OBJECTIVE:
Please transcribe the data below exactly. Leave the pictures out.

Entries taken from a collection:
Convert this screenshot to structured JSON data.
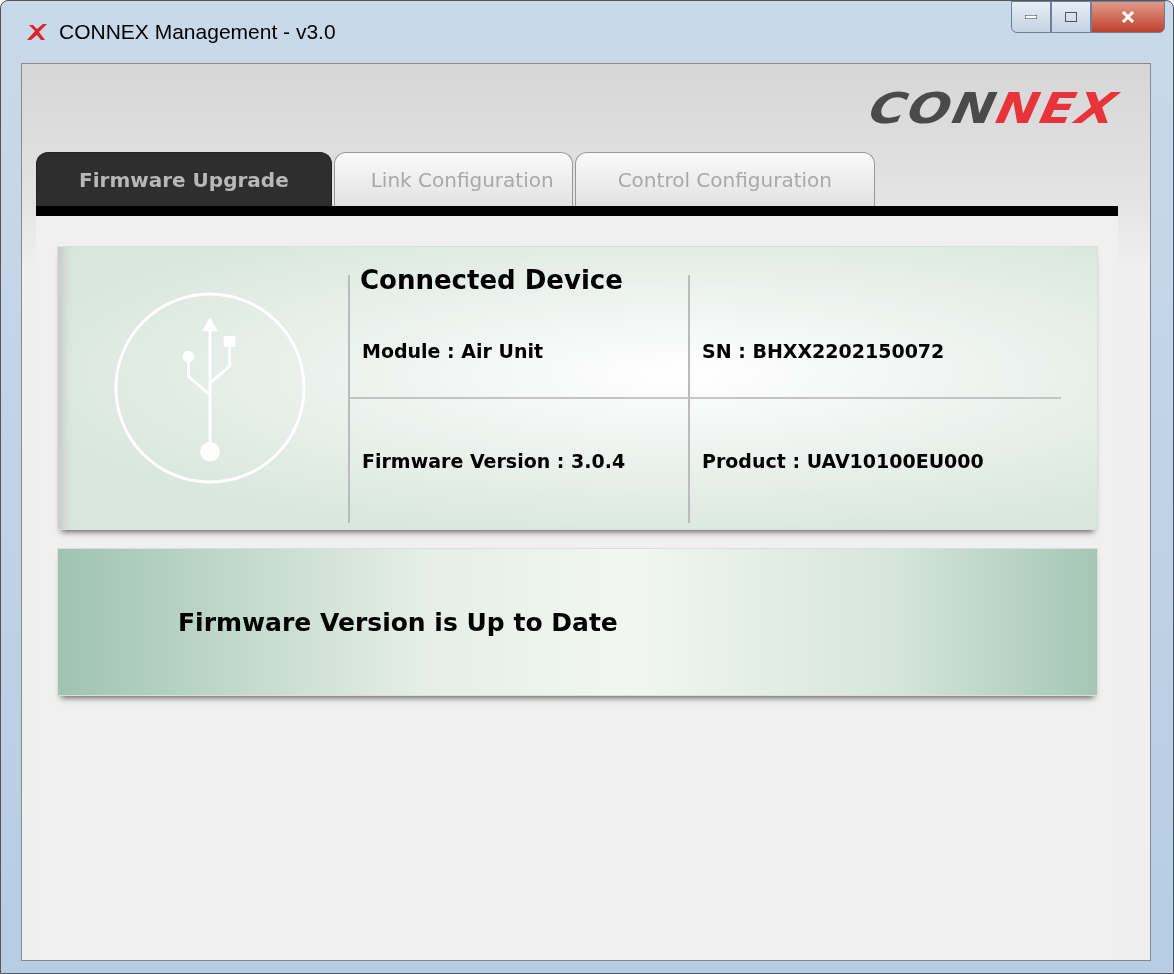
{
  "window": {
    "title": "CONNEX Management - v3.0"
  },
  "logo": [
    {
      "text": "CON",
      "color": "#4a4a4a"
    },
    {
      "text": "NEX",
      "color": "#e8333a"
    }
  ],
  "tabs": [
    {
      "label": "Firmware Upgrade",
      "selected": true
    },
    {
      "label": "Link Configuration",
      "selected": false
    },
    {
      "label": "Control Configuration",
      "selected": false
    }
  ],
  "device": {
    "title": "Connected Device",
    "fields": [
      "Module : Air Unit",
      "SN : BHXX2202150072",
      "Firmware Version : 3.0.4",
      "Product : UAV10100EU000"
    ]
  },
  "status": {
    "message": "Firmware Version is Up to Date"
  }
}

RESPONSE TO THIS TASK:
Convert this screenshot to structured JSON data.
{
  "window": {
    "title": "CONNEX Management - v3.0"
  },
  "logo": [
    {
      "text": "CON",
      "color": "#4a4a4a"
    },
    {
      "text": "NEX",
      "color": "#e8333a"
    }
  ],
  "tabs": [
    {
      "label": "Firmware Upgrade",
      "selected": true
    },
    {
      "label": "Link Configuration",
      "selected": false
    },
    {
      "label": "Control Configuration",
      "selected": false
    }
  ],
  "device": {
    "title": "Connected Device",
    "fields": [
      "Module : Air Unit",
      "SN : BHXX2202150072",
      "Firmware Version : 3.0.4",
      "Product : UAV10100EU000"
    ]
  },
  "status": {
    "message": "Firmware Version is Up to Date"
  }
}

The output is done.